§ TASK OBJECTIVE: Without the pictures, return all of the material exactly as written.

§ INPUT MATERIAL:
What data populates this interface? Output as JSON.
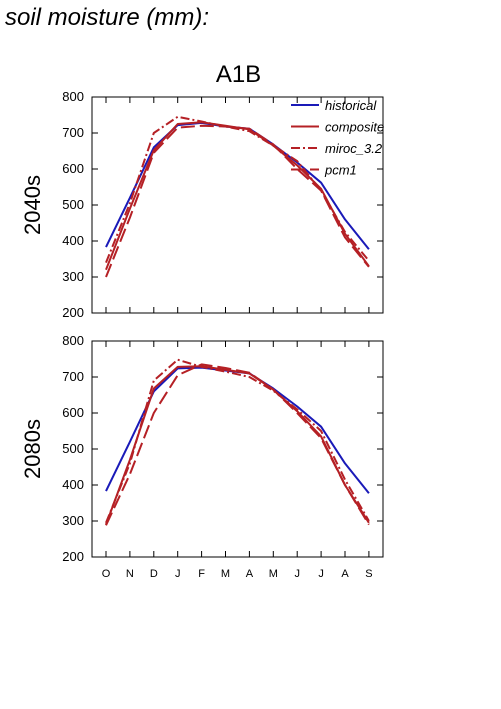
{
  "figure": {
    "title": "soil moisture (mm):"
  },
  "colors": {
    "historical": "#1a1ab8",
    "scenario": "#b52025"
  },
  "chart_data": [
    {
      "type": "line",
      "panel_title": "A1B",
      "ylabel": "2040s",
      "xlabel": "",
      "ylim": [
        200,
        800
      ],
      "yticks": [
        200,
        300,
        400,
        500,
        600,
        700,
        800
      ],
      "categories": [
        "O",
        "N",
        "D",
        "J",
        "F",
        "M",
        "A",
        "M",
        "J",
        "J",
        "A",
        "S"
      ],
      "legend": {
        "placement": "top-right",
        "entries": [
          "historical",
          "composite",
          "miroc_3.2",
          "pcm1"
        ]
      },
      "series": [
        {
          "name": "historical",
          "style": "solid",
          "color": "#1a1ab8",
          "values": [
            383,
            520,
            660,
            722,
            728,
            718,
            712,
            668,
            618,
            562,
            460,
            377
          ]
        },
        {
          "name": "composite",
          "style": "solid",
          "color": "#b52025",
          "values": [
            320,
            490,
            652,
            725,
            730,
            720,
            710,
            665,
            610,
            545,
            420,
            330
          ]
        },
        {
          "name": "miroc_3.2",
          "style": "dashdot",
          "color": "#b52025",
          "values": [
            340,
            505,
            700,
            745,
            732,
            718,
            705,
            665,
            622,
            540,
            425,
            345
          ]
        },
        {
          "name": "pcm1",
          "style": "longdash",
          "color": "#b52025",
          "values": [
            300,
            465,
            645,
            715,
            720,
            718,
            712,
            668,
            600,
            540,
            410,
            328
          ]
        }
      ]
    },
    {
      "type": "line",
      "panel_title": "",
      "ylabel": "2080s",
      "xlabel": "",
      "ylim": [
        200,
        800
      ],
      "yticks": [
        200,
        300,
        400,
        500,
        600,
        700,
        800
      ],
      "categories": [
        "O",
        "N",
        "D",
        "J",
        "F",
        "M",
        "A",
        "M",
        "J",
        "J",
        "A",
        "S"
      ],
      "series": [
        {
          "name": "historical",
          "style": "solid",
          "color": "#1a1ab8",
          "values": [
            383,
            520,
            660,
            724,
            726,
            718,
            710,
            668,
            618,
            562,
            460,
            377
          ]
        },
        {
          "name": "composite",
          "style": "solid",
          "color": "#b52025",
          "values": [
            290,
            470,
            668,
            728,
            730,
            720,
            710,
            665,
            605,
            535,
            400,
            295
          ]
        },
        {
          "name": "miroc_3.2",
          "style": "dashdot",
          "color": "#b52025",
          "values": [
            295,
            460,
            690,
            748,
            728,
            715,
            700,
            662,
            610,
            550,
            415,
            300
          ]
        },
        {
          "name": "pcm1",
          "style": "longdash",
          "color": "#b52025",
          "values": [
            288,
            430,
            600,
            705,
            735,
            725,
            712,
            665,
            600,
            530,
            400,
            290
          ]
        }
      ]
    }
  ]
}
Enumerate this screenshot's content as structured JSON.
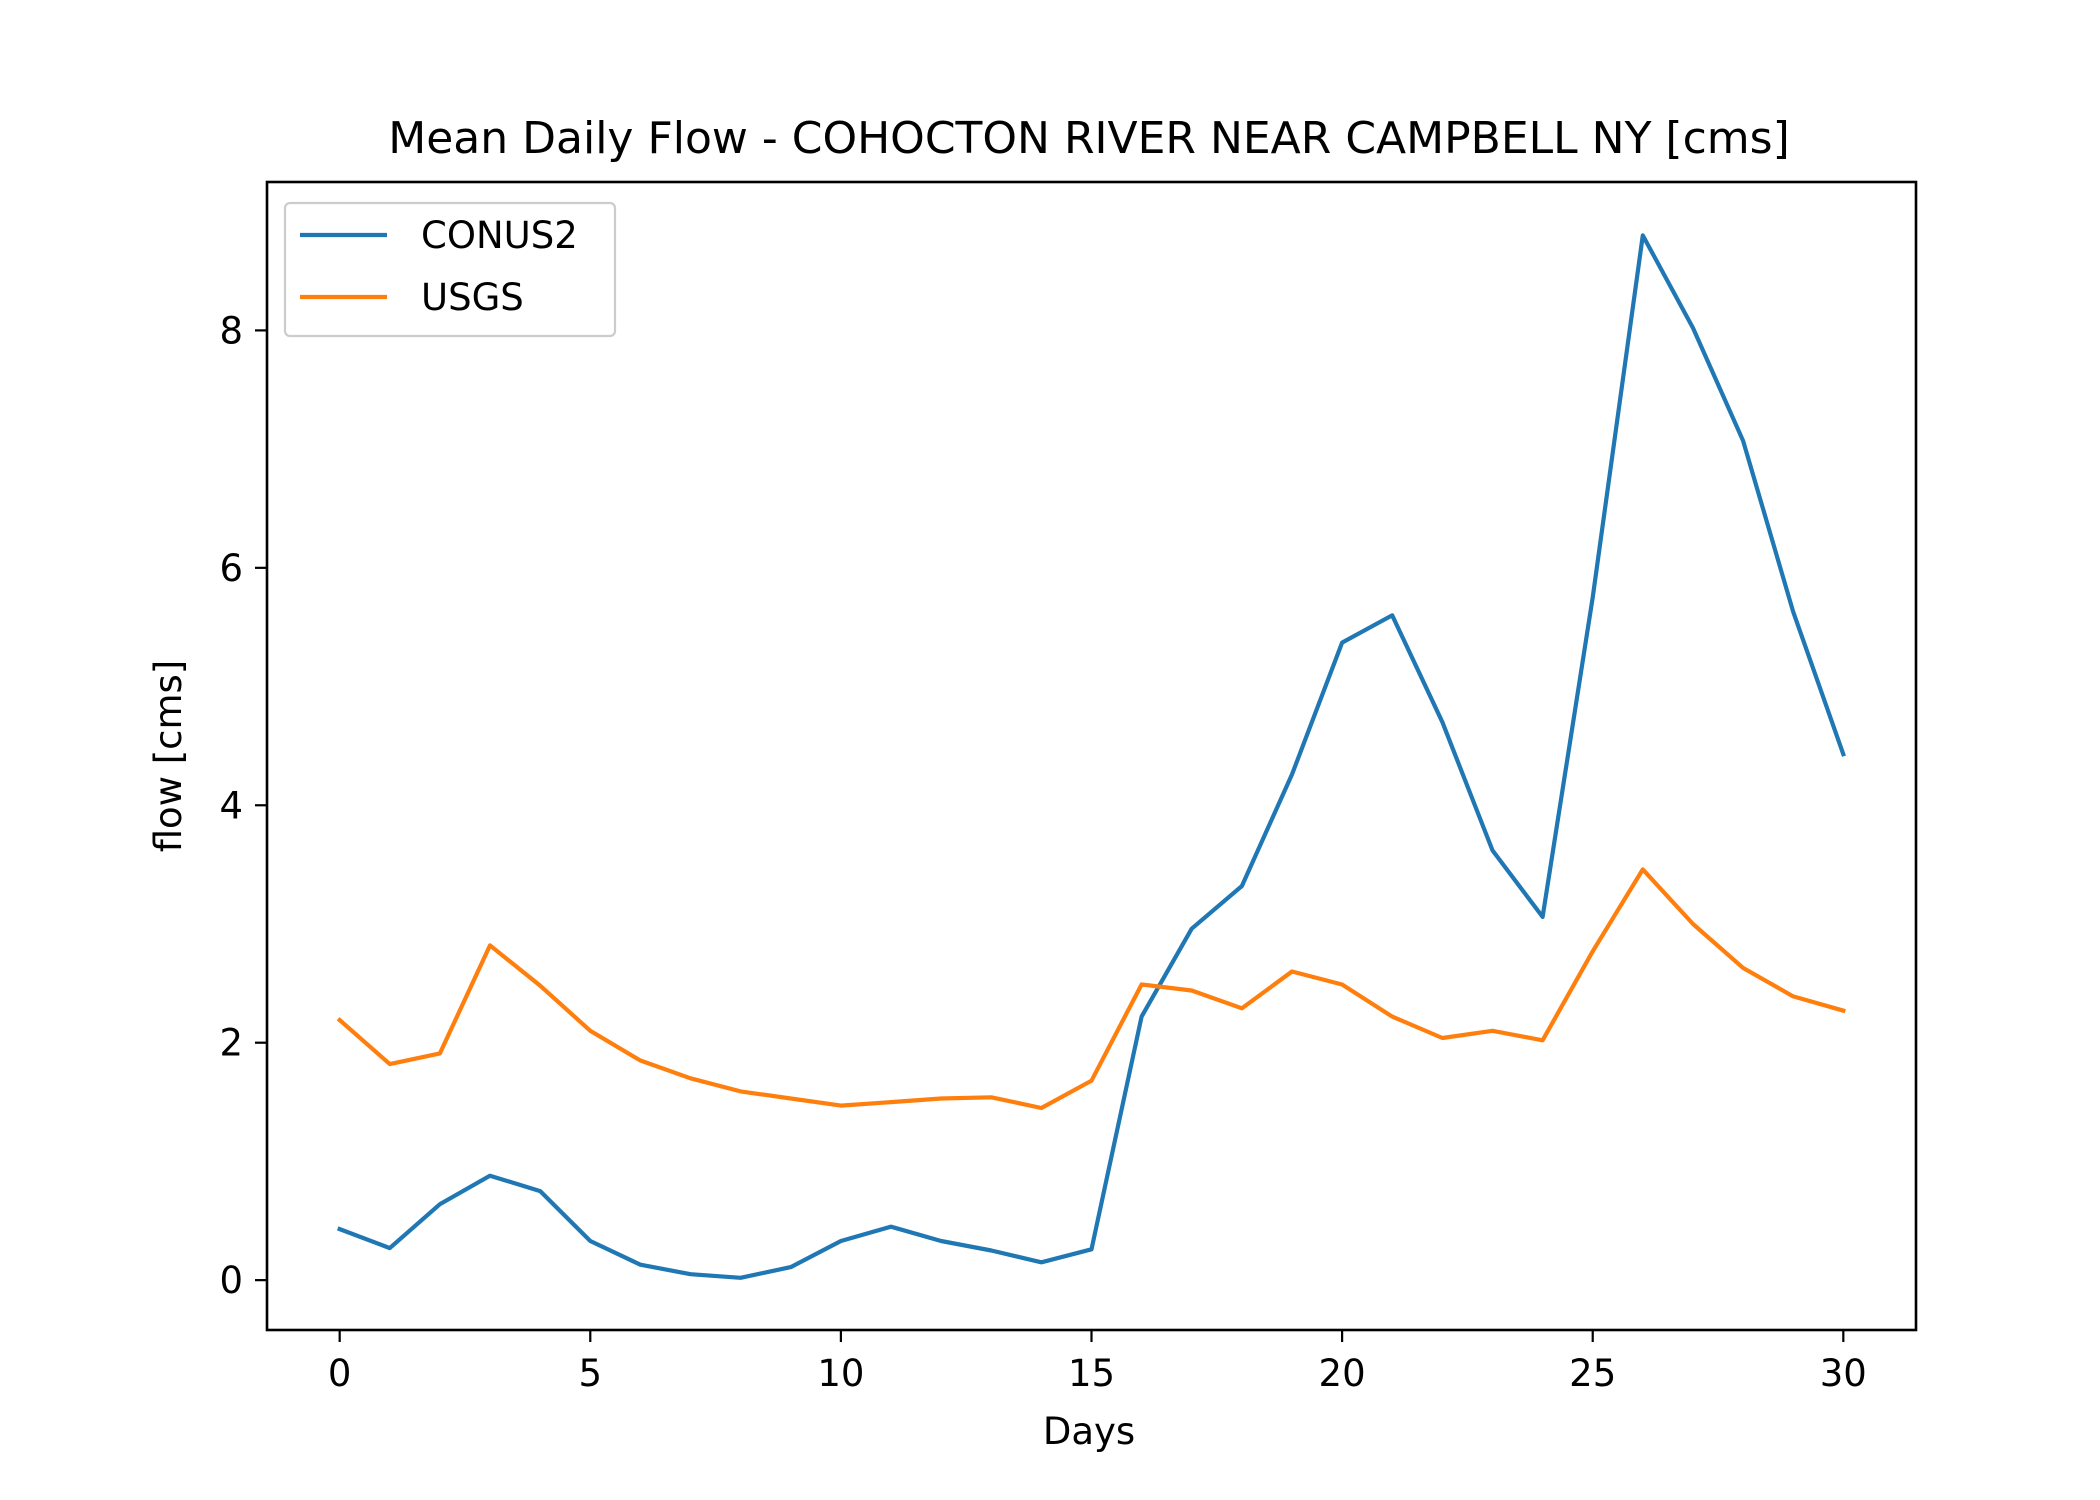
{
  "chart_data": {
    "type": "line",
    "title": "Mean Daily Flow - COHOCTON RIVER NEAR CAMPBELL NY [cms]",
    "xlabel": "Days",
    "ylabel": "flow [cms]",
    "xlim": [
      -1.45,
      31.45
    ],
    "ylim": [
      -0.42,
      9.25
    ],
    "xticks": [
      0,
      5,
      10,
      15,
      20,
      25,
      30
    ],
    "yticks": [
      0,
      2,
      4,
      6,
      8
    ],
    "grid": false,
    "legend_position": "top-left",
    "x": [
      0,
      1,
      2,
      3,
      4,
      5,
      6,
      7,
      8,
      9,
      10,
      11,
      12,
      13,
      14,
      15,
      16,
      17,
      18,
      19,
      20,
      21,
      22,
      23,
      24,
      25,
      26,
      27,
      28,
      29,
      30
    ],
    "series": [
      {
        "name": "CONUS2",
        "color": "#1f77b4",
        "values": [
          0.43,
          0.27,
          0.64,
          0.88,
          0.75,
          0.33,
          0.13,
          0.05,
          0.02,
          0.11,
          0.33,
          0.45,
          0.33,
          0.25,
          0.15,
          0.26,
          2.22,
          2.96,
          3.32,
          4.26,
          5.37,
          5.6,
          4.7,
          3.62,
          3.06,
          5.75,
          8.8,
          8.02,
          7.07,
          5.63,
          4.43
        ]
      },
      {
        "name": "USGS",
        "color": "#ff7f0e",
        "values": [
          2.19,
          1.82,
          1.91,
          2.82,
          2.48,
          2.1,
          1.85,
          1.7,
          1.59,
          1.53,
          1.47,
          1.5,
          1.53,
          1.54,
          1.45,
          1.68,
          2.49,
          2.44,
          2.29,
          2.6,
          2.49,
          2.22,
          2.04,
          2.1,
          2.02,
          2.77,
          3.46,
          3.0,
          2.63,
          2.39,
          2.27
        ]
      }
    ]
  }
}
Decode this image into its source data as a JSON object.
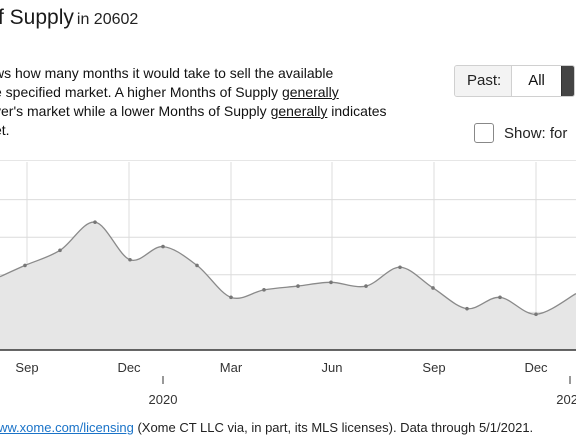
{
  "header": {
    "title": "f Supply",
    "location": "in 20602"
  },
  "description": {
    "part1": "ws how many months it would take to sell the available",
    "part2": "e specified market. A higher Months of Supply ",
    "generally1": "generally",
    "part3": "yer's market while a lower Months of Supply ",
    "generally2": "generally",
    "part4": " indicates",
    "part5": "et."
  },
  "controls": {
    "past_label": "Past:",
    "all_label": "All",
    "show_label": "Show: for"
  },
  "footer": {
    "link_text": "ww.xome.com/licensing",
    "rest_text": " (Xome CT LLC via, in part, its MLS licenses). Data through 5/1/2021."
  },
  "chart_data": {
    "type": "area",
    "month_labels": [
      "Sep",
      "Dec",
      "Mar",
      "Jun",
      "Sep",
      "Dec"
    ],
    "year_labels": [
      "2020",
      "202"
    ],
    "series": [
      {
        "points": [
          {
            "x": 0,
            "v": 3.9
          },
          {
            "x": 25,
            "v": 4.5
          },
          {
            "x": 60,
            "v": 5.3
          },
          {
            "x": 95,
            "v": 6.8
          },
          {
            "x": 130,
            "v": 4.8
          },
          {
            "x": 163,
            "v": 5.5
          },
          {
            "x": 197,
            "v": 4.5
          },
          {
            "x": 231,
            "v": 2.8
          },
          {
            "x": 264,
            "v": 3.2
          },
          {
            "x": 298,
            "v": 3.4
          },
          {
            "x": 331,
            "v": 3.6
          },
          {
            "x": 366,
            "v": 3.4
          },
          {
            "x": 400,
            "v": 4.4
          },
          {
            "x": 433,
            "v": 3.3
          },
          {
            "x": 467,
            "v": 2.2
          },
          {
            "x": 500,
            "v": 2.8
          },
          {
            "x": 536,
            "v": 1.9
          },
          {
            "x": 576,
            "v": 3.0
          }
        ]
      }
    ],
    "ylim": [
      0,
      10
    ],
    "grid": true,
    "colors": {
      "line": "#8a8a8a",
      "fill": "#e6e6e6",
      "grid": "#dcdcdc"
    }
  }
}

§ SOLUTION TO THIS TASK:
What data populates this interface? Output as JSON.
{
  "figure": {
    "title": "soil moisture (mm):"
  },
  "colors": {
    "historical": "#1a1ab8",
    "scenario": "#b52025"
  },
  "chart_data": [
    {
      "type": "line",
      "panel_title": "A1B",
      "ylabel": "2040s",
      "xlabel": "",
      "ylim": [
        200,
        800
      ],
      "yticks": [
        200,
        300,
        400,
        500,
        600,
        700,
        800
      ],
      "categories": [
        "O",
        "N",
        "D",
        "J",
        "F",
        "M",
        "A",
        "M",
        "J",
        "J",
        "A",
        "S"
      ],
      "legend": {
        "placement": "top-right",
        "entries": [
          "historical",
          "composite",
          "miroc_3.2",
          "pcm1"
        ]
      },
      "series": [
        {
          "name": "historical",
          "style": "solid",
          "color": "#1a1ab8",
          "values": [
            383,
            520,
            660,
            722,
            728,
            718,
            712,
            668,
            618,
            562,
            460,
            377
          ]
        },
        {
          "name": "composite",
          "style": "solid",
          "color": "#b52025",
          "values": [
            320,
            490,
            652,
            725,
            730,
            720,
            710,
            665,
            610,
            545,
            420,
            330
          ]
        },
        {
          "name": "miroc_3.2",
          "style": "dashdot",
          "color": "#b52025",
          "values": [
            340,
            505,
            700,
            745,
            732,
            718,
            705,
            665,
            622,
            540,
            425,
            345
          ]
        },
        {
          "name": "pcm1",
          "style": "longdash",
          "color": "#b52025",
          "values": [
            300,
            465,
            645,
            715,
            720,
            718,
            712,
            668,
            600,
            540,
            410,
            328
          ]
        }
      ]
    },
    {
      "type": "line",
      "panel_title": "",
      "ylabel": "2080s",
      "xlabel": "",
      "ylim": [
        200,
        800
      ],
      "yticks": [
        200,
        300,
        400,
        500,
        600,
        700,
        800
      ],
      "categories": [
        "O",
        "N",
        "D",
        "J",
        "F",
        "M",
        "A",
        "M",
        "J",
        "J",
        "A",
        "S"
      ],
      "series": [
        {
          "name": "historical",
          "style": "solid",
          "color": "#1a1ab8",
          "values": [
            383,
            520,
            660,
            724,
            726,
            718,
            710,
            668,
            618,
            562,
            460,
            377
          ]
        },
        {
          "name": "composite",
          "style": "solid",
          "color": "#b52025",
          "values": [
            290,
            470,
            668,
            728,
            730,
            720,
            710,
            665,
            605,
            535,
            400,
            295
          ]
        },
        {
          "name": "miroc_3.2",
          "style": "dashdot",
          "color": "#b52025",
          "values": [
            295,
            460,
            690,
            748,
            728,
            715,
            700,
            662,
            610,
            550,
            415,
            300
          ]
        },
        {
          "name": "pcm1",
          "style": "longdash",
          "color": "#b52025",
          "values": [
            288,
            430,
            600,
            705,
            735,
            725,
            712,
            665,
            600,
            530,
            400,
            290
          ]
        }
      ]
    }
  ]
}
Enumerate this screenshot's content as structured JSON.
{
  "chart_data": {
    "type": "line",
    "title": "Mean Daily Flow - COHOCTON RIVER NEAR CAMPBELL NY [cms]",
    "xlabel": "Days",
    "ylabel": "flow [cms]",
    "xlim": [
      -1.45,
      31.45
    ],
    "ylim": [
      -0.42,
      9.25
    ],
    "xticks": [
      0,
      5,
      10,
      15,
      20,
      25,
      30
    ],
    "yticks": [
      0,
      2,
      4,
      6,
      8
    ],
    "grid": false,
    "legend_position": "top-left",
    "x": [
      0,
      1,
      2,
      3,
      4,
      5,
      6,
      7,
      8,
      9,
      10,
      11,
      12,
      13,
      14,
      15,
      16,
      17,
      18,
      19,
      20,
      21,
      22,
      23,
      24,
      25,
      26,
      27,
      28,
      29,
      30
    ],
    "series": [
      {
        "name": "CONUS2",
        "color": "#1f77b4",
        "values": [
          0.43,
          0.27,
          0.64,
          0.88,
          0.75,
          0.33,
          0.13,
          0.05,
          0.02,
          0.11,
          0.33,
          0.45,
          0.33,
          0.25,
          0.15,
          0.26,
          2.22,
          2.96,
          3.32,
          4.26,
          5.37,
          5.6,
          4.7,
          3.62,
          3.06,
          5.75,
          8.8,
          8.02,
          7.07,
          5.63,
          4.43
        ]
      },
      {
        "name": "USGS",
        "color": "#ff7f0e",
        "values": [
          2.19,
          1.82,
          1.91,
          2.82,
          2.48,
          2.1,
          1.85,
          1.7,
          1.59,
          1.53,
          1.47,
          1.5,
          1.53,
          1.54,
          1.45,
          1.68,
          2.49,
          2.44,
          2.29,
          2.6,
          2.49,
          2.22,
          2.04,
          2.1,
          2.02,
          2.77,
          3.46,
          3.0,
          2.63,
          2.39,
          2.27
        ]
      }
    ]
  }
}
Decode this image into its source data as a JSON object.
{
  "header": {
    "title": "f Supply",
    "location": "in 20602"
  },
  "description": {
    "part1": "ws how many months it would take to sell the available",
    "part2": "e specified market. A higher Months of Supply ",
    "generally1": "generally",
    "part3": "yer's market while a lower Months of Supply ",
    "generally2": "generally",
    "part4": " indicates",
    "part5": "et."
  },
  "controls": {
    "past_label": "Past:",
    "all_label": "All",
    "show_label": "Show: for"
  },
  "footer": {
    "link_text": "ww.xome.com/licensing",
    "rest_text": " (Xome CT LLC via, in part, its MLS licenses). Data through 5/1/2021."
  },
  "chart_data": {
    "type": "area",
    "month_labels": [
      "Sep",
      "Dec",
      "Mar",
      "Jun",
      "Sep",
      "Dec"
    ],
    "year_labels": [
      "2020",
      "202"
    ],
    "series": [
      {
        "points": [
          {
            "x": 0,
            "v": 3.9
          },
          {
            "x": 25,
            "v": 4.5
          },
          {
            "x": 60,
            "v": 5.3
          },
          {
            "x": 95,
            "v": 6.8
          },
          {
            "x": 130,
            "v": 4.8
          },
          {
            "x": 163,
            "v": 5.5
          },
          {
            "x": 197,
            "v": 4.5
          },
          {
            "x": 231,
            "v": 2.8
          },
          {
            "x": 264,
            "v": 3.2
          },
          {
            "x": 298,
            "v": 3.4
          },
          {
            "x": 331,
            "v": 3.6
          },
          {
            "x": 366,
            "v": 3.4
          },
          {
            "x": 400,
            "v": 4.4
          },
          {
            "x": 433,
            "v": 3.3
          },
          {
            "x": 467,
            "v": 2.2
          },
          {
            "x": 500,
            "v": 2.8
          },
          {
            "x": 536,
            "v": 1.9
          },
          {
            "x": 576,
            "v": 3.0
          }
        ]
      }
    ],
    "ylim": [
      0,
      10
    ],
    "grid": true,
    "colors": {
      "line": "#8a8a8a",
      "fill": "#e6e6e6",
      "grid": "#dcdcdc"
    }
  }
}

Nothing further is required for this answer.